(Records from a collection of figures)
----

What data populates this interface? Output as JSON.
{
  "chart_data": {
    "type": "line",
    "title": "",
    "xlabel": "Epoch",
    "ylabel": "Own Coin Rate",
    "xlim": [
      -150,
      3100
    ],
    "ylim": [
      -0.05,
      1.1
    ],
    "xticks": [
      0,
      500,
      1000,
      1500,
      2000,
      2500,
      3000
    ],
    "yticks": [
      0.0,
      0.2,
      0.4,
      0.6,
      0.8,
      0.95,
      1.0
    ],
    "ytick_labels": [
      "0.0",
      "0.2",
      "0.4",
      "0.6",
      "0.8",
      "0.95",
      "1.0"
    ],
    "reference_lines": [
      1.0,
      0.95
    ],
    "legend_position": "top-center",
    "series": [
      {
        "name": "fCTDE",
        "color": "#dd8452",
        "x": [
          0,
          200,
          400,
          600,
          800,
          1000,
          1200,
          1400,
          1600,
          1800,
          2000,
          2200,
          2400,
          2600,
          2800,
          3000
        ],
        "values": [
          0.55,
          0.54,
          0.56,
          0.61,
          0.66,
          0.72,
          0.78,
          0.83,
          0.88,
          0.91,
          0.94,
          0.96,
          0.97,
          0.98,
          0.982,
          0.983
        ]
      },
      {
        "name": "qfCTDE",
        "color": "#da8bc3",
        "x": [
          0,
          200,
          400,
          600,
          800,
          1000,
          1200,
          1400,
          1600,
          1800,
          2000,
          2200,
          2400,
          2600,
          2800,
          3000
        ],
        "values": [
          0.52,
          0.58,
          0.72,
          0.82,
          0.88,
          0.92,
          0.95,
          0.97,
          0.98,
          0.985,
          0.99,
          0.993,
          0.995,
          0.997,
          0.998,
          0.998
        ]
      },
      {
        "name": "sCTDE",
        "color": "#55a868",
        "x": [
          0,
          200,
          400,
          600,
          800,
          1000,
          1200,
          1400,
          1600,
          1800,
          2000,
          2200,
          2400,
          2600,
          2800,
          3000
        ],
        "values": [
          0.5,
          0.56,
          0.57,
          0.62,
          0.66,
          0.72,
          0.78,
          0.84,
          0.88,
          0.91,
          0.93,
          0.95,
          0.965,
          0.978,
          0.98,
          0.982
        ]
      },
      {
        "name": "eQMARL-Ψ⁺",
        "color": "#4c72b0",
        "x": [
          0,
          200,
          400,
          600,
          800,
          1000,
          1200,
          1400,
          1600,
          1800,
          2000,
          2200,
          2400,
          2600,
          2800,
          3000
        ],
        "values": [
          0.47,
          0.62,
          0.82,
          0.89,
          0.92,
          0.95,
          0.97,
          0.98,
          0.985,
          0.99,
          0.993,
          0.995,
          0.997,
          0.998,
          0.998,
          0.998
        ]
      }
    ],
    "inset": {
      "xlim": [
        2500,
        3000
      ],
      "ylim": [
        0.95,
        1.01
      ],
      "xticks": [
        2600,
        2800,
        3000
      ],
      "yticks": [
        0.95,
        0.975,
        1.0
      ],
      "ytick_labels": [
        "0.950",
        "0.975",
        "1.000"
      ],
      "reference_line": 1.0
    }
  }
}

----

* SET TASK
Each line above is to be repeated exactly.

* EXERCISE OUTPUT
What data populates this interface? Output as JSON.
{
  "chart_data": {
    "type": "line",
    "title": "",
    "xlabel": "Epoch",
    "ylabel": "Own Coin Rate",
    "xlim": [
      -150,
      3100
    ],
    "ylim": [
      -0.05,
      1.1
    ],
    "xticks": [
      0,
      500,
      1000,
      1500,
      2000,
      2500,
      3000
    ],
    "yticks": [
      0.0,
      0.2,
      0.4,
      0.6,
      0.8,
      0.95,
      1.0
    ],
    "ytick_labels": [
      "0.0",
      "0.2",
      "0.4",
      "0.6",
      "0.8",
      "0.95",
      "1.0"
    ],
    "reference_lines": [
      1.0,
      0.95
    ],
    "legend_position": "top-center",
    "series": [
      {
        "name": "fCTDE",
        "color": "#dd8452",
        "x": [
          0,
          200,
          400,
          600,
          800,
          1000,
          1200,
          1400,
          1600,
          1800,
          2000,
          2200,
          2400,
          2600,
          2800,
          3000
        ],
        "values": [
          0.55,
          0.54,
          0.56,
          0.61,
          0.66,
          0.72,
          0.78,
          0.83,
          0.88,
          0.91,
          0.94,
          0.96,
          0.97,
          0.98,
          0.982,
          0.983
        ]
      },
      {
        "name": "qfCTDE",
        "color": "#da8bc3",
        "x": [
          0,
          200,
          400,
          600,
          800,
          1000,
          1200,
          1400,
          1600,
          1800,
          2000,
          2200,
          2400,
          2600,
          2800,
          3000
        ],
        "values": [
          0.52,
          0.58,
          0.72,
          0.82,
          0.88,
          0.92,
          0.95,
          0.97,
          0.98,
          0.985,
          0.99,
          0.993,
          0.995,
          0.997,
          0.998,
          0.998
        ]
      },
      {
        "name": "sCTDE",
        "color": "#55a868",
        "x": [
          0,
          200,
          400,
          600,
          800,
          1000,
          1200,
          1400,
          1600,
          1800,
          2000,
          2200,
          2400,
          2600,
          2800,
          3000
        ],
        "values": [
          0.5,
          0.56,
          0.57,
          0.62,
          0.66,
          0.72,
          0.78,
          0.84,
          0.88,
          0.91,
          0.93,
          0.95,
          0.965,
          0.978,
          0.98,
          0.982
        ]
      },
      {
        "name": "eQMARL-Ψ⁺",
        "color": "#4c72b0",
        "x": [
          0,
          200,
          400,
          600,
          800,
          1000,
          1200,
          1400,
          1600,
          1800,
          2000,
          2200,
          2400,
          2600,
          2800,
          3000
        ],
        "values": [
          0.47,
          0.62,
          0.82,
          0.89,
          0.92,
          0.95,
          0.97,
          0.98,
          0.985,
          0.99,
          0.993,
          0.995,
          0.997,
          0.998,
          0.998,
          0.998
        ]
      }
    ],
    "inset": {
      "xlim": [
        2500,
        3000
      ],
      "ylim": [
        0.95,
        1.01
      ],
      "xticks": [
        2600,
        2800,
        3000
      ],
      "yticks": [
        0.95,
        0.975,
        1.0
      ],
      "ytick_labels": [
        "0.950",
        "0.975",
        "1.000"
      ],
      "reference_line": 1.0
    }
  }
}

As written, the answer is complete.